#### [READING PASSAGE]
------------------------------------------------------------

Despite a slowdown in economic growth due to slump in the prices of commodities, investors remain confident about the future of Africa’s hospitality industry, with the number of planned hotel rooms in Africa soaring to 64,000 in 365 hotels, up almost 30 percent on the previous year, new figures from the annual W Hospitality Group Hotel Chain Development Pipeline Survey show.
“The evidence from our survey is clear – investors remain confident about the future of the hospitality industry on the continent. Even when pummelled daily by low commodity prices, exchange rate problems, political challenges and poor infrastructure, Africa remains resilient,” said Trevor Ward, W Hospitality Group managing director.
The increase in the number of planned hotel rooms is largely due to strong growth in sub-Saharan Africa, which is up 42.1 percent on 2015, the group said.
The W Hospitality Group survey is published ahead of the African Hotel Investment Forum (AHIF), which is organised by Bench Events. The conference attracts all the major international hotel investors in Africa and is being held for the first time in Lomé on 21-22 June. A second AHIF will also take place in Kigali, Rwanda on 4-6 October.
The IMF forecast for economic growth in sub-Saharan Africa is for an increase of 4% this year and 4.7% in 2017, up from 3.5% in 2015. Overall this is down on the 5-6% increase enjoyed over the past decade, but it’s still double or more the forecast for the world’s advanced economies, such as Europe, the USA and Japan.
Matthew Weihs, managing director of Bench Events, said: “Africa is still on the up. For business, trade and capital investment, the continent remains an attractive proposition, leading to continuing demand for accommodation and other hospitality services.”

------------------------------------------------------------

#### [MATERIAL SUPPLIED]

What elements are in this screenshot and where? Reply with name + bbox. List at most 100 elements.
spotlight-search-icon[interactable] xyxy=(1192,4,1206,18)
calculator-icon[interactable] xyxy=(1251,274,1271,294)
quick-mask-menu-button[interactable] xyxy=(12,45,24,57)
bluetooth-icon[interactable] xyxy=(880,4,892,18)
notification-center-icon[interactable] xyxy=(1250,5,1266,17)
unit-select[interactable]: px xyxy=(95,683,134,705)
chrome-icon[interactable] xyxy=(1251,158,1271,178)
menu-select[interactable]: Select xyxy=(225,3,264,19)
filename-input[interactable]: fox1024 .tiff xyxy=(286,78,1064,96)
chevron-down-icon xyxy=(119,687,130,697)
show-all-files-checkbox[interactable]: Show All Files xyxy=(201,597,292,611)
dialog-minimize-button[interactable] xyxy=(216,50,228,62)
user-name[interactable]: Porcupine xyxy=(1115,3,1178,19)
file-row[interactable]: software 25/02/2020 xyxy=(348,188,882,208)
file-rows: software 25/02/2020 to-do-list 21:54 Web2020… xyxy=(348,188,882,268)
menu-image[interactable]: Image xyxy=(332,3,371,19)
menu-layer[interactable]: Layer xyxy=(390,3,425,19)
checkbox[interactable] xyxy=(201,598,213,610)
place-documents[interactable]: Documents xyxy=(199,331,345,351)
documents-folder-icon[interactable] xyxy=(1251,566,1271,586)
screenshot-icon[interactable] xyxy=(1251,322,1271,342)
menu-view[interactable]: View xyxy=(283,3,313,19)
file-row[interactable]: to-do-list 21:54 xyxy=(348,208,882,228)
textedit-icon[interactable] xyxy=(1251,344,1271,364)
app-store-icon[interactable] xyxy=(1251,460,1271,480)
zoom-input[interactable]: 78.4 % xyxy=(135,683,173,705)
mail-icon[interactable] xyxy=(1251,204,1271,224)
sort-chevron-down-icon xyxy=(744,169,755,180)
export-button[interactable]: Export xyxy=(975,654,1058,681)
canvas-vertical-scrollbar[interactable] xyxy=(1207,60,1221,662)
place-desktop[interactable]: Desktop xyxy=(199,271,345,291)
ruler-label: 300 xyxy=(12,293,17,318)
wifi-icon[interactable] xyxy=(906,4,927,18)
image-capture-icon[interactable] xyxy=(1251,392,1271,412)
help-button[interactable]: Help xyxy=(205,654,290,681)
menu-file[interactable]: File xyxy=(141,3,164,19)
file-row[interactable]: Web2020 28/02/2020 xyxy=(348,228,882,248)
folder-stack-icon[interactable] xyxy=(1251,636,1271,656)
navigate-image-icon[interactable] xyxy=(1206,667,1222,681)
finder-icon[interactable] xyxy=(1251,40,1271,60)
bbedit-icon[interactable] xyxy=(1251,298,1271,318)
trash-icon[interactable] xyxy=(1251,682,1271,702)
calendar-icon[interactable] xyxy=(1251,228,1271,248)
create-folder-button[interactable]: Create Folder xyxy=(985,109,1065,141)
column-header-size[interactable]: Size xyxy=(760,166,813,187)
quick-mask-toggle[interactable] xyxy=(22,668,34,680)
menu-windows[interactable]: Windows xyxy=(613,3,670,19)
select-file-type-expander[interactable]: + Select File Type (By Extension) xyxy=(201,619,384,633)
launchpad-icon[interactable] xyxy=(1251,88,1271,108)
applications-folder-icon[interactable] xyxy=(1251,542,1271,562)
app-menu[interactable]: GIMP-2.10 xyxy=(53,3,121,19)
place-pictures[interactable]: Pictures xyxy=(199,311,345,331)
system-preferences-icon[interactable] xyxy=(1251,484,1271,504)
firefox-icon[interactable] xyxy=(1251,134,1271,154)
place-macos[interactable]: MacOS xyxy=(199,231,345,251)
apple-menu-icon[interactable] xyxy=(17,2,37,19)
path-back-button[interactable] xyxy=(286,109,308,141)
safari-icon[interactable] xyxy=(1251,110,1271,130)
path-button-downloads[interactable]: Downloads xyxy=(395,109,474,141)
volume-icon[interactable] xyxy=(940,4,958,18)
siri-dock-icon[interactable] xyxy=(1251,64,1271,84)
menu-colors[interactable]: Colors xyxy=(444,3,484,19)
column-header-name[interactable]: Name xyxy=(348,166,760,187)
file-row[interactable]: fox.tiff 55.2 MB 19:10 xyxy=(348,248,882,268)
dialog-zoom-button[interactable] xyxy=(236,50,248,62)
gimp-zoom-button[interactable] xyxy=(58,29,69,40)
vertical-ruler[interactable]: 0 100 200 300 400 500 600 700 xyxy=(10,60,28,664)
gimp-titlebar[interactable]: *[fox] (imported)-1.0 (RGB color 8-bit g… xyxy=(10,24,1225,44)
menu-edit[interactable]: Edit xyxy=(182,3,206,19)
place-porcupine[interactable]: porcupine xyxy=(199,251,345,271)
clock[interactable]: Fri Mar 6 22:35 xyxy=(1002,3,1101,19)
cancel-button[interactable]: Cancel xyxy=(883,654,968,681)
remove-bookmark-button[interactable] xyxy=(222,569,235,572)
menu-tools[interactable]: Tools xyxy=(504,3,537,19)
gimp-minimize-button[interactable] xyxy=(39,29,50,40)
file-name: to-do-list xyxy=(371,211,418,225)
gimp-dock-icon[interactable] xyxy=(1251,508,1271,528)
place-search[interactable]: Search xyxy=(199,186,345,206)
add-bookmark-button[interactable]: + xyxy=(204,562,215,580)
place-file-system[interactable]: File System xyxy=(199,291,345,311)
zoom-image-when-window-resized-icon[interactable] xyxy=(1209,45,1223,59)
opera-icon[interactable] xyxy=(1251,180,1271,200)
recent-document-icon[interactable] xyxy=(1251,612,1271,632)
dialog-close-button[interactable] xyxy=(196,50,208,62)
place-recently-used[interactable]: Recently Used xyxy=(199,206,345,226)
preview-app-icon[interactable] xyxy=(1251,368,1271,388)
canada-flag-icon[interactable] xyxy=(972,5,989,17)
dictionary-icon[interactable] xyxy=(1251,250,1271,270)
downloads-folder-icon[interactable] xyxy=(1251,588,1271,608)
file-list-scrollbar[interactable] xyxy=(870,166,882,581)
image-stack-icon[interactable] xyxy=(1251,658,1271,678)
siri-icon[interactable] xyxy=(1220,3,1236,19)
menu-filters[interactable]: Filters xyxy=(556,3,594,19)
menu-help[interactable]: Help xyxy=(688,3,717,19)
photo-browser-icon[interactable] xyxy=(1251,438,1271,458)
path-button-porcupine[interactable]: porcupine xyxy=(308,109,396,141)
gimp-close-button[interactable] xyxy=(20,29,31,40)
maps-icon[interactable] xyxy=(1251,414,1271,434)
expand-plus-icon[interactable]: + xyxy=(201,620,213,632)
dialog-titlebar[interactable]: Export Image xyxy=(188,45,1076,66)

------------------------------------------------------------

#### [GOAL OF THE EXERCISE]
Write out the part of the article on Africa's hotel industry from "The increase in" through "the group said.", word for word.

#### [OUTPUT OF THE EXERCISE]
The increase in the number of planned hotel rooms is largely due to strong growth in sub-Saharan Africa, which is up 42.1 percent on 2015, the group said.